* [Work required] Restate all the entries exactly as they appear, apart from the pictures.

#####

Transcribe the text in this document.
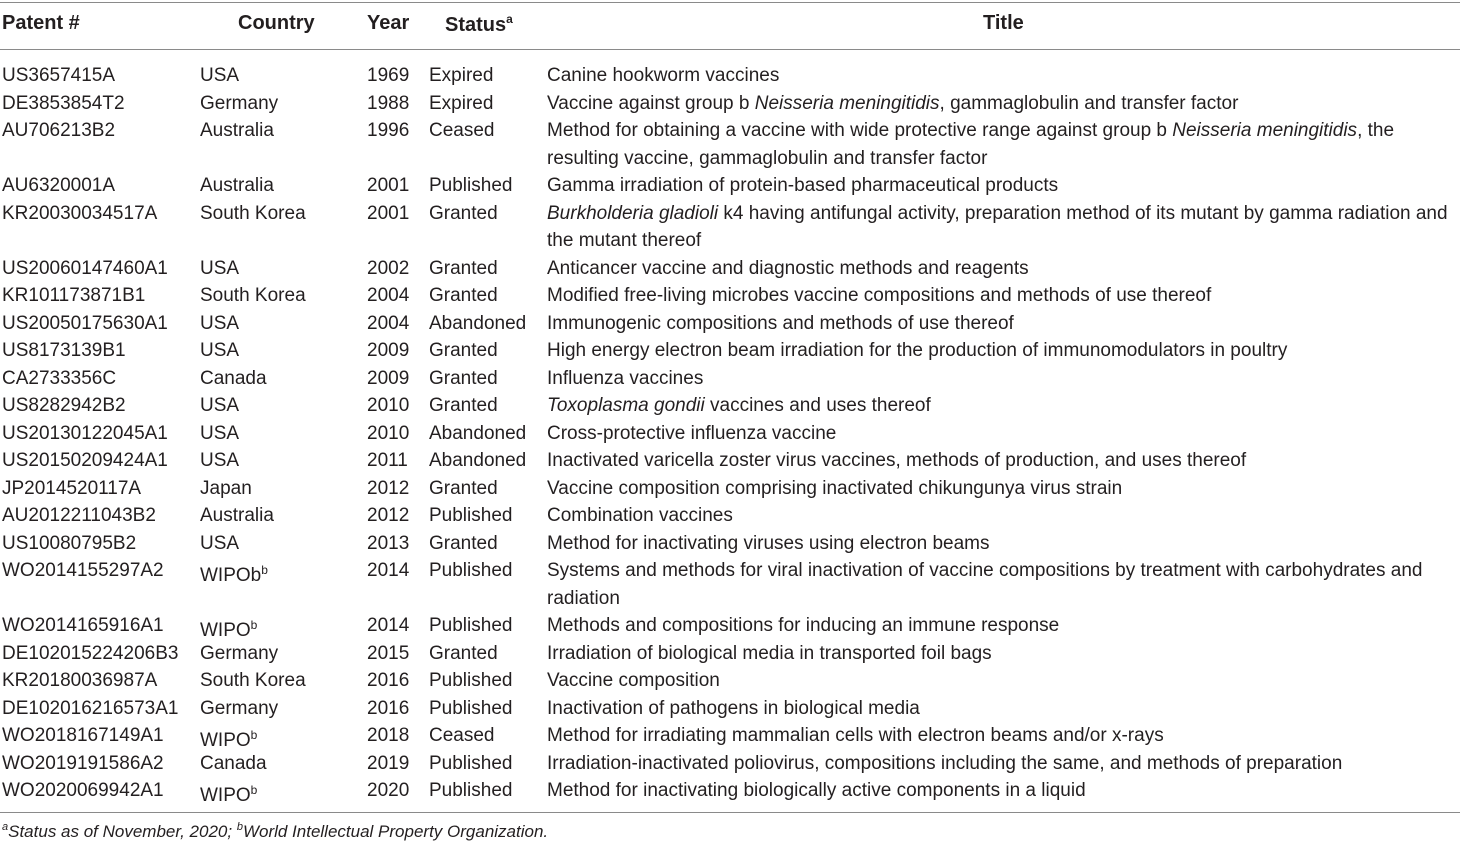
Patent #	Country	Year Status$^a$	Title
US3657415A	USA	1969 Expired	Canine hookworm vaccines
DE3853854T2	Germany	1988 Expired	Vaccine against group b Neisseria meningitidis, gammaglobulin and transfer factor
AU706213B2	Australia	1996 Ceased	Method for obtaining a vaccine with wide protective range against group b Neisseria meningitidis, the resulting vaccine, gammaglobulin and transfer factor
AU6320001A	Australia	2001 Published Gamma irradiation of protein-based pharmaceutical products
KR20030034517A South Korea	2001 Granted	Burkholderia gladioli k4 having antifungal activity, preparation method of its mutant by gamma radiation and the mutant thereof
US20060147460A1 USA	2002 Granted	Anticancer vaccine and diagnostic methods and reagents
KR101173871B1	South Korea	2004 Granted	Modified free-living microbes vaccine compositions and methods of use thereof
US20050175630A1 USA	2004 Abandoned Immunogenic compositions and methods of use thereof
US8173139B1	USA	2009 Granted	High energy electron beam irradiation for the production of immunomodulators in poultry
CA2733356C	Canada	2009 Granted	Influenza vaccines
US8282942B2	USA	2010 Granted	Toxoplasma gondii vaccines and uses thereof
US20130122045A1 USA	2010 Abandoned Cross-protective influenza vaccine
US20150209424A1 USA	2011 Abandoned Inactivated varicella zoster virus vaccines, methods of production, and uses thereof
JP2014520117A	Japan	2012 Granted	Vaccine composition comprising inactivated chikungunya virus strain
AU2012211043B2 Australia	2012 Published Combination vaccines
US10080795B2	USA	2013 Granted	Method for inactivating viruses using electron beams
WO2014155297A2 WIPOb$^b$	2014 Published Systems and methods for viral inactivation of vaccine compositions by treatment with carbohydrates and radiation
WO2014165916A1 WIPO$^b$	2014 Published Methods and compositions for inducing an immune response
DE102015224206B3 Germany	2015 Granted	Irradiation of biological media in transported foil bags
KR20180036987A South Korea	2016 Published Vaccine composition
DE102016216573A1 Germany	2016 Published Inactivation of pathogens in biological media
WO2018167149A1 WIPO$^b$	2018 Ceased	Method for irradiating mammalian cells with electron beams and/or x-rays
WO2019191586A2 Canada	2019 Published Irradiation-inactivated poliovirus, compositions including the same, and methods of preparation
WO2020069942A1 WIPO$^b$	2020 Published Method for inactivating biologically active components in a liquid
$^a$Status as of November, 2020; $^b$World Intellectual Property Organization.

#####

* [Finished task]
Transcribe the text in this document.
Patent #	Country	Year Status$^a$	Title
US3657415A	USA	1969 Expired	Canine hookworm vaccines
DE3853854T2	Germany	1988 Expired	Vaccine against group b Neisseria meningitidis, gammaglobulin and transfer factor
AU706213B2	Australia	1996 Ceased	Method for obtaining a vaccine with wide protective range against group b Neisseria meningitidis, the resulting vaccine, gammaglobulin and transfer factor
AU6320001A	Australia	2001 Published Gamma irradiation of protein-based pharmaceutical products
KR20030034517A South Korea	2001 Granted	Burkholderia gladioli k4 having antifungal activity, preparation method of its mutant by gamma radiation and the mutant thereof
US20060147460A1 USA	2002 Granted	Anticancer vaccine and diagnostic methods and reagents
KR101173871B1	South Korea	2004 Granted	Modified free-living microbes vaccine compositions and methods of use thereof
US20050175630A1 USA	2004 Abandoned Immunogenic compositions and methods of use thereof
US8173139B1	USA	2009 Granted	High energy electron beam irradiation for the production of immunomodulators in poultry
CA2733356C	Canada	2009 Granted	Influenza vaccines
US8282942B2	USA	2010 Granted	Toxoplasma gondii vaccines and uses thereof
US20130122045A1 USA	2010 Abandoned Cross-protective influenza vaccine
US20150209424A1 USA	2011 Abandoned Inactivated varicella zoster virus vaccines, methods of production, and uses thereof
JP2014520117A	Japan	2012 Granted	Vaccine composition comprising inactivated chikungunya virus strain
AU2012211043B2 Australia	2012 Published Combination vaccines
US10080795B2	USA	2013 Granted	Method for inactivating viruses using electron beams
WO2014155297A2 WIPOb$^b$	2014 Published Systems and methods for viral inactivation of vaccine compositions by treatment with carbohydrates and radiation
WO2014165916A1 WIPO$^b$	2014 Published Methods and compositions for inducing an immune response
DE102015224206B3 Germany	2015 Granted	Irradiation of biological media in transported foil bags
KR20180036987A South Korea	2016 Published Vaccine composition
DE102016216573A1 Germany	2016 Published Inactivation of pathogens in biological media
WO2018167149A1 WIPO$^b$	2018 Ceased	Method for irradiating mammalian cells with electron beams and/or x-rays
WO2019191586A2 Canada	2019 Published Irradiation-inactivated poliovirus, compositions including the same, and methods of preparation
WO2020069942A1 WIPO$^b$	2020 Published Method for inactivating biologically active components in a liquid
$^a$Status as of November, 2020; $^b$World Intellectual Property Organization.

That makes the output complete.